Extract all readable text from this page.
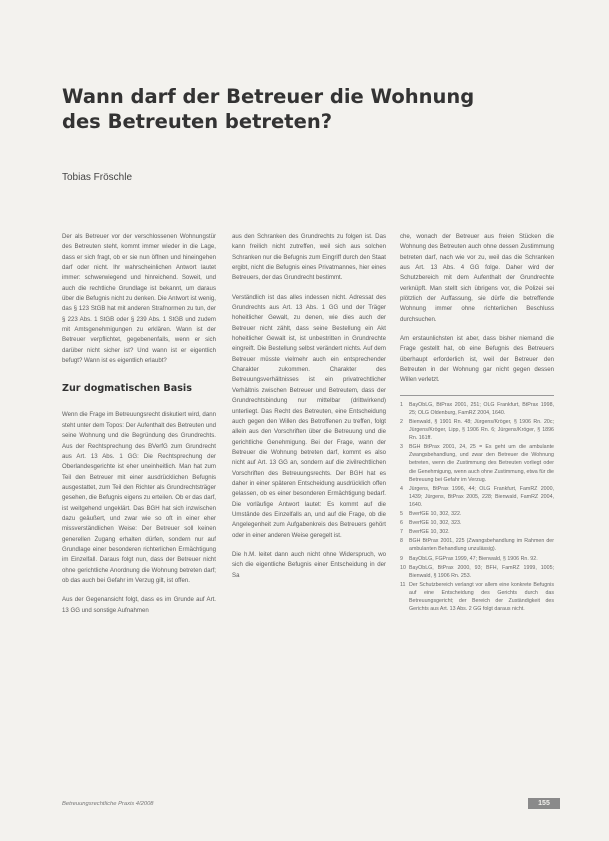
Wann darf der Betreuer die Wohnung des Betreuten betreten?
Tobias Fröschle

Der als Betreuer vor der verschlossenen Wohnungstür des Betreuten steht, kommt immer wieder in die Lage, dass er sich fragt, ob er sie nun öffnen und hineingehen darf oder nicht. Ihr wahrscheinlichen Antwort lautet immer: schwerwiegend und hinreichend. Soweit, und auch die rechtliche Grundlage ist bekannt, um daraus über die Befugnis nicht zu denken. Die Antwort ist wenig, das § 123 StGB hat mit anderen Strafnormen zu tun, der § 223 Abs. 1 StGB oder § 239 Abs. 1 StGB und zudem mit Amtsgenehmigungen zu erklären. Wann ist der Betreuer verpflichtet, gegebenenfalls, wenn er sich darüber nicht sicher ist? Und wann ist er eigentlich befugt? Wann ist es eigentlich erlaubt?

Zur dogmatischen Basis

Wenn die Frage im Betreuungsrecht diskutiert wird, dann steht unter dem Topos: Der Aufenthalt des Betreuten und seine Wohnung und die Begründung des Grundrechts. Aus der Rechtsprechung des BVerfG zum Grundrecht aus Art. 13 Abs. 1 GG: Die Rechtsprechung der Oberlandesgerichte ist eher uneinheitlich. Man hat zum Teil den Betreuer mit einer ausdrücklichen Befugnis ausgestattet, zum Teil den Richter als Grundrechtsträger gesehen, die Befugnis eigens zu erteilen. Ob er das darf, ist weitgehend ungeklärt. Das BGH hat sich inzwischen dazu geäußert, und zwar wie so oft in einer eher missverständlichen Weise: Der Betreuer soll keinen generellen Zugang erhalten dürfen, sondern nur auf Grundlage einer besonderen richterlichen Ermächtigung im Einzelfall. Daraus folgt nun, dass der Betreuer nicht ohne gerichtliche Anordnung die Wohnung betreten darf; ob das auch bei Gefahr im Verzug gilt, ist offen.

Aus der Gegenansicht folgt, dass es im Grunde auf Art. 13 GG und sonstige Aufnahmen

aus den Schranken des Grundrechts zu folgen ist. Das kann freilich nicht zutreffen, weil sich aus solchen Schranken nur die Befugnis zum Eingriff durch den Staat ergibt, nicht die Befugnis eines Privatmannes, hier eines Betreuers, der das Grundrecht bestimmt.

Verständlich ist das alles indessen nicht. Adressat des Grundrechts aus Art. 13 Abs. 1 GG und der Träger hoheitlicher Gewalt, zu denen, wie dies auch der Betreuer nicht zählt, dass seine Bestellung ein Akt hoheitlicher Gewalt ist, ist unbestritten in Grundrechte eingreift. Die Bestellung selbst verändert nichts. Auf dem Betreuer müsste vielmehr auch ein entsprechender Charakter zukommen. Charakter des Betreuungsverhältnisses ist ein privatrechtlicher Verhältnis zwischen Betreuer und Betreutem, dass der Grundrechtsbindung nur mittelbar (drittwirkend) unterliegt. Das Recht des Betreuten, eine Entscheidung auch gegen den Willen des Betroffenen zu treffen, folgt allein aus den Vorschriften über die Betreuung und die gerichtliche Genehmigung. Bei der Frage, wann der Betreuer die Wohnung betreten darf, kommt es also nicht auf Art. 13 GG an, sondern auf die zivilrechtlichen Vorschriften des Betreuungsrechts. Der BGH hat es daher in einer späteren Entscheidung ausdrücklich offen gelassen, ob es einer besonderen Ermächtigung bedarf. Die vorläufige Antwort lautet: Es kommt auf die Umstände des Einzelfalls an, und auf die Frage, ob die Angelegenheit zum Aufgabenkreis des Betreuers gehört oder in einer anderen Weise geregelt ist.

Die h.M. leitet dann auch nicht ohne Widerspruch, wo sich die eigentliche Befugnis einer Entscheidung in der Sa

che, wonach der Betreuer aus freien Stücken die Wohnung des Betreuten auch ohne dessen Zustimmung betreten darf, nach wie vor zu, weil das die Schranken aus Art. 13 Abs. 4 GG folge. Daher wird der Schutzbereich mit dem Aufenthalt der Grundrechte verknüpft. Man stellt sich übrigens vor, die Polizei sei plötzlich der Auffassung, sie dürfe die betreffende Wohnung immer ohne richterlichen Beschluss durchsuchen.

Am erstaunlichsten ist aber, dass bisher niemand die Frage gestellt hat, ob eine Befugnis des Betreuers überhaupt erforderlich ist, weil der Betreuer den Betreuten in der Wohnung gar nicht gegen dessen Willen verletzt.

1	BayObLG, BtPrax 2001, 251; OLG Frankfurt, BtPrax 1998, 25; OLG Oldenburg, FamRZ 2004, 1640.
2	Bienwald, § 1901 Rn. 48; Jürgens/Kröger, § 1906 Rn. 20c; Jürgens/Kröger, Lipp, § 1906 Rn. 6; Jürgens/Kröger, § 1896 Rn. 161ff.
3	BGH BtPrax 2001, 24, 25 = Es geht um die ambulante Zwangsbehandlung, und zwar den Betreuer die Wohnung betreten, wenn die Zustimmung des Betreuten vorliegt oder die Genehmigung, wenn auch ohne Zustimmung, etwa für die Betreuung bei Gefahr im Verzug.
4	Jürgens, BtPrax 1996, 44; OLG Frankfurt, FamRZ 2000, 1439; Jürgens, BtPrax 2005, 228; Bienwald, FamRZ 2004, 1640.
5	BverfGE 10, 302, 322.
6	BverfGE 10, 302, 323.
7	BverfGE 10, 302.
8	BGH BtPrax 2001, 225 (Zwangsbehandlung im Rahmen der ambulanten Behandlung unzulässig).
9	BayObLG, FGPrax 1999, 47; Bienwald, § 1906 Rn. 92.
10 BayObLG, BtPrax 2000, 93; BFH, FamRZ 1999, 1005; Bienwald, § 1906 Rn. 253.
11 Der Schutzbereich verlangt vor allem eine konkrete Befugnis auf eine Entscheidung des Gerichts durch das Betreuungsgericht; der Bereich der Zuständigkeit des Gerichts aus Art. 13 Abs. 2 GG folgt daraus nicht.
Betreuungsrechtliche Praxis 4/2008	155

#####

AIM:
Repeat the data above exactly, but not the pictures.

RESPONSE:
Extract all readable text from this page.
Wann darf der Betreuer die Wohnung des Betreuten betreten?
Tobias Fröschle

Der als Betreuer vor der verschlossenen Wohnungstür des Betreuten steht, kommt immer wieder in die Lage, dass er sich fragt, ob er sie nun öffnen und hineingehen darf oder nicht. Ihr wahrscheinlichen Antwort lautet immer: schwerwiegend und hinreichend. Soweit, und auch die rechtliche Grundlage ist bekannt, um daraus über die Befugnis nicht zu denken. Die Antwort ist wenig, das § 123 StGB hat mit anderen Strafnormen zu tun, der § 223 Abs. 1 StGB oder § 239 Abs. 1 StGB und zudem mit Amtsgenehmigungen zu erklären. Wann ist der Betreuer verpflichtet, gegebenenfalls, wenn er sich darüber nicht sicher ist? Und wann ist er eigentlich befugt? Wann ist es eigentlich erlaubt?

Zur dogmatischen Basis

Wenn die Frage im Betreuungsrecht diskutiert wird, dann steht unter dem Topos: Der Aufenthalt des Betreuten und seine Wohnung und die Begründung des Grundrechts. Aus der Rechtsprechung des BVerfG zum Grundrecht aus Art. 13 Abs. 1 GG: Die Rechtsprechung der Oberlandesgerichte ist eher uneinheitlich. Man hat zum Teil den Betreuer mit einer ausdrücklichen Befugnis ausgestattet, zum Teil den Richter als Grundrechtsträger gesehen, die Befugnis eigens zu erteilen. Ob er das darf, ist weitgehend ungeklärt. Das BGH hat sich inzwischen dazu geäußert, und zwar wie so oft in einer eher missverständlichen Weise: Der Betreuer soll keinen generellen Zugang erhalten dürfen, sondern nur auf Grundlage einer besonderen richterlichen Ermächtigung im Einzelfall. Daraus folgt nun, dass der Betreuer nicht ohne gerichtliche Anordnung die Wohnung betreten darf; ob das auch bei Gefahr im Verzug gilt, ist offen.

Aus der Gegenansicht folgt, dass es im Grunde auf Art. 13 GG und sonstige Aufnahmen

aus den Schranken des Grundrechts zu folgen ist. Das kann freilich nicht zutreffen, weil sich aus solchen Schranken nur die Befugnis zum Eingriff durch den Staat ergibt, nicht die Befugnis eines Privatmannes, hier eines Betreuers, der das Grundrecht bestimmt.

Verständlich ist das alles indessen nicht. Adressat des Grundrechts aus Art. 13 Abs. 1 GG und der Träger hoheitlicher Gewalt, zu denen, wie dies auch der Betreuer nicht zählt, dass seine Bestellung ein Akt hoheitlicher Gewalt ist, ist unbestritten in Grundrechte eingreift. Die Bestellung selbst verändert nichts. Auf dem Betreuer müsste vielmehr auch ein entsprechender Charakter zukommen. Charakter des Betreuungsverhältnisses ist ein privatrechtlicher Verhältnis zwischen Betreuer und Betreutem, dass der Grundrechtsbindung nur mittelbar (drittwirkend) unterliegt. Das Recht des Betreuten, eine Entscheidung auch gegen den Willen des Betroffenen zu treffen, folgt allein aus den Vorschriften über die Betreuung und die gerichtliche Genehmigung. Bei der Frage, wann der Betreuer die Wohnung betreten darf, kommt es also nicht auf Art. 13 GG an, sondern auf die zivilrechtlichen Vorschriften des Betreuungsrechts. Der BGH hat es daher in einer späteren Entscheidung ausdrücklich offen gelassen, ob es einer besonderen Ermächtigung bedarf. Die vorläufige Antwort lautet: Es kommt auf die Umstände des Einzelfalls an, und auf die Frage, ob die Angelegenheit zum Aufgabenkreis des Betreuers gehört oder in einer anderen Weise geregelt ist.

Die h.M. leitet dann auch nicht ohne Widerspruch, wo sich die eigentliche Befugnis einer Entscheidung in der Sa

che, wonach der Betreuer aus freien Stücken die Wohnung des Betreuten auch ohne dessen Zustimmung betreten darf, nach wie vor zu, weil das die Schranken aus Art. 13 Abs. 4 GG folge. Daher wird der Schutzbereich mit dem Aufenthalt der Grundrechte verknüpft. Man stellt sich übrigens vor, die Polizei sei plötzlich der Auffassung, sie dürfe die betreffende Wohnung immer ohne richterlichen Beschluss durchsuchen.

Am erstaunlichsten ist aber, dass bisher niemand die Frage gestellt hat, ob eine Befugnis des Betreuers überhaupt erforderlich ist, weil der Betreuer den Betreuten in der Wohnung gar nicht gegen dessen Willen verletzt.

1	BayObLG, BtPrax 2001, 251; OLG Frankfurt, BtPrax 1998, 25; OLG Oldenburg, FamRZ 2004, 1640.
2	Bienwald, § 1901 Rn. 48; Jürgens/Kröger, § 1906 Rn. 20c; Jürgens/Kröger, Lipp, § 1906 Rn. 6; Jürgens/Kröger, § 1896 Rn. 161ff.
3	BGH BtPrax 2001, 24, 25 = Es geht um die ambulante Zwangsbehandlung, und zwar den Betreuer die Wohnung betreten, wenn die Zustimmung des Betreuten vorliegt oder die Genehmigung, wenn auch ohne Zustimmung, etwa für die Betreuung bei Gefahr im Verzug.
4	Jürgens, BtPrax 1996, 44; OLG Frankfurt, FamRZ 2000, 1439; Jürgens, BtPrax 2005, 228; Bienwald, FamRZ 2004, 1640.
5	BverfGE 10, 302, 322.
6	BverfGE 10, 302, 323.
7	BverfGE 10, 302.
8	BGH BtPrax 2001, 225 (Zwangsbehandlung im Rahmen der ambulanten Behandlung unzulässig).
9	BayObLG, FGPrax 1999, 47; Bienwald, § 1906 Rn. 92.
10 BayObLG, BtPrax 2000, 93; BFH, FamRZ 1999, 1005; Bienwald, § 1906 Rn. 253.
11 Der Schutzbereich verlangt vor allem eine konkrete Befugnis auf eine Entscheidung des Gerichts durch das Betreuungsgericht; der Bereich der Zuständigkeit des Gerichts aus Art. 13 Abs. 2 GG folgt daraus nicht.
Betreuungsrechtliche Praxis 4/2008	155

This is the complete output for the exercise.